Transcribe all the entries word for word, but omit the images.

-----

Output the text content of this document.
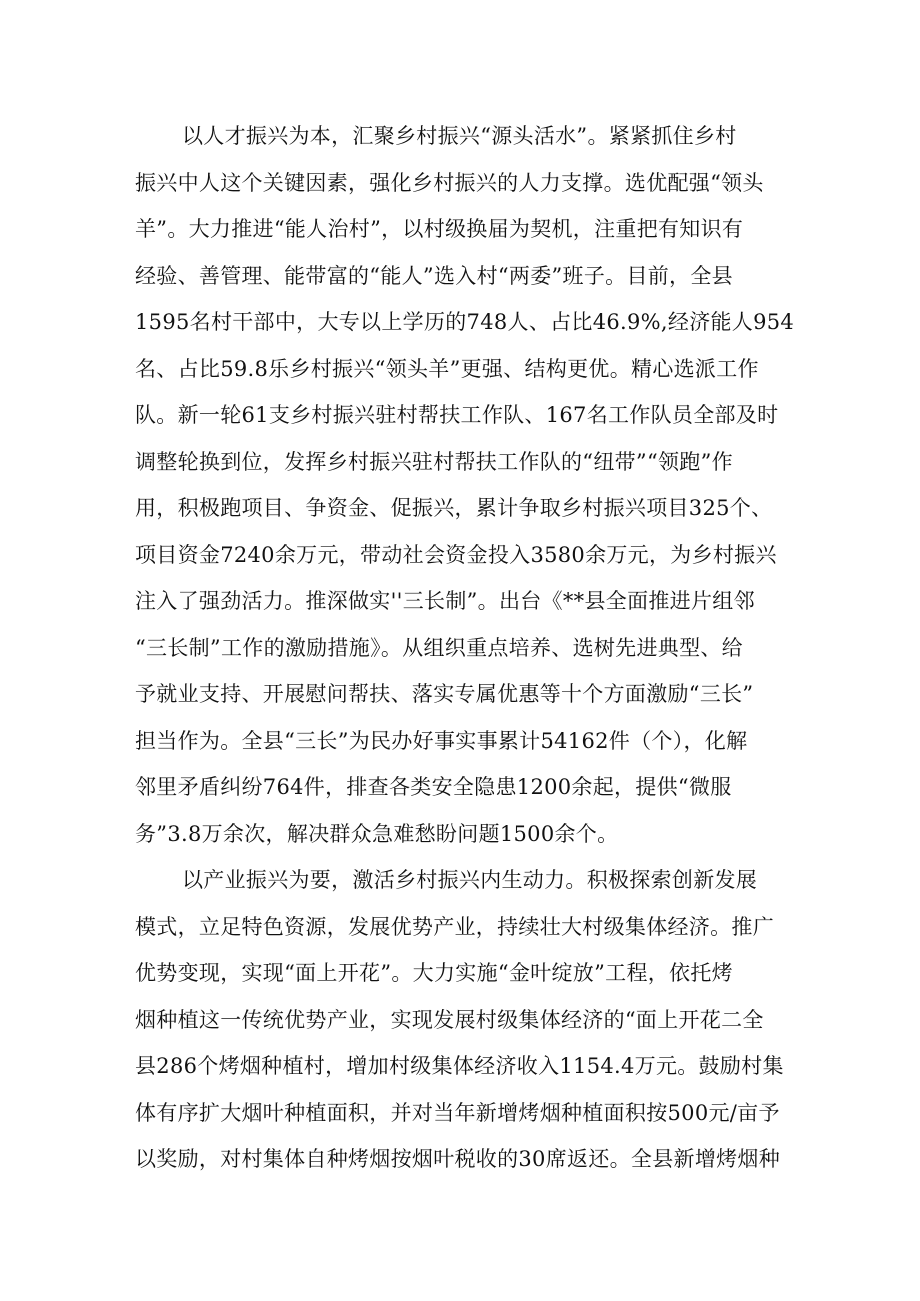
以人才振兴为本，汇聚乡村振兴“源头活水”。紧紧抓住乡村
振兴中人这个关键因素，强化乡村振兴的人力支撑。选优配强“领头
羊”。大力推进“能人治村”，以村级换届为契机，注重把有知识有
经验、善管理、能带富的“能人”选入村“两委”班子。目前，全县
1595名村干部中，大专以上学历的748人、占比46.9%,经济能人954
名、占比59.8乐乡村振兴“领头羊”更强、结构更优。精心选派工作
队。新一轮61支乡村振兴驻村帮扶工作队、167名工作队员全部及时
调整轮换到位，发挥乡村振兴驻村帮扶工作队的“纽带”“领跑”作
用，积极跑项目、争资金、促振兴，累计争取乡村振兴项目325个、
项目资金7240余万元，带动社会资金投入3580余万元，为乡村振兴
注入了强劲活力。推深做实''三长制”。出台《**县全面推进片组邻
“三长制”工作的激励措施》。从组织重点培养、选树先进典型、给
予就业支持、开展慰问帮扶、落实专属优惠等十个方面激励“三长”
担当作为。全县“三长”为民办好事实事累计54162件（个），化解
邻里矛盾纠纷764件，排查各类安全隐患1200余起，提供“微服
务”3.8万余次，解决群众急难愁盼问题1500余个。
以产业振兴为要，激活乡村振兴内生动力。积极探索创新发展
模式，立足特色资源，发展优势产业，持续壮大村级集体经济。推广
优势变现，实现“面上开花”。大力实施“金叶绽放”工程，依托烤
烟种植这一传统优势产业，实现发展村级集体经济的“面上开花二全
县286个烤烟种植村，增加村级集体经济收入1154.4万元。鼓励村集
体有序扩大烟叶种植面积，并对当年新增烤烟种植面积按500元/亩予
以奖励，对村集体自种烤烟按烟叶税收的30席返还。全县新增烤烟种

-----

• Result for this task
Output the text content of this document.
以人才振兴为本，汇聚乡村振兴“源头活水”。紧紧抓住乡村
振兴中人这个关键因素，强化乡村振兴的人力支撑。选优配强“领头
羊”。大力推进“能人治村”，以村级换届为契机，注重把有知识有
经验、善管理、能带富的“能人”选入村“两委”班子。目前，全县
1595名村干部中，大专以上学历的748人、占比46.9%,经济能人954
名、占比59.8乐乡村振兴“领头羊”更强、结构更优。精心选派工作
队。新一轮61支乡村振兴驻村帮扶工作队、167名工作队员全部及时
调整轮换到位，发挥乡村振兴驻村帮扶工作队的“纽带”“领跑”作
用，积极跑项目、争资金、促振兴，累计争取乡村振兴项目325个、
项目资金7240余万元，带动社会资金投入3580余万元，为乡村振兴
注入了强劲活力。推深做实''三长制”。出台《**县全面推进片组邻
“三长制”工作的激励措施》。从组织重点培养、选树先进典型、给
予就业支持、开展慰问帮扶、落实专属优惠等十个方面激励“三长”
担当作为。全县“三长”为民办好事实事累计54162件（个），化解
邻里矛盾纠纷764件，排查各类安全隐患1200余起，提供“微服
务”3.8万余次，解决群众急难愁盼问题1500余个。
以产业振兴为要，激活乡村振兴内生动力。积极探索创新发展
模式，立足特色资源，发展优势产业，持续壮大村级集体经济。推广
优势变现，实现“面上开花”。大力实施“金叶绽放”工程，依托烤
烟种植这一传统优势产业，实现发展村级集体经济的“面上开花二全
县286个烤烟种植村，增加村级集体经济收入1154.4万元。鼓励村集
体有序扩大烟叶种植面积，并对当年新增烤烟种植面积按500元/亩予
以奖励，对村集体自种烤烟按烟叶税收的30席返还。全县新增烤烟种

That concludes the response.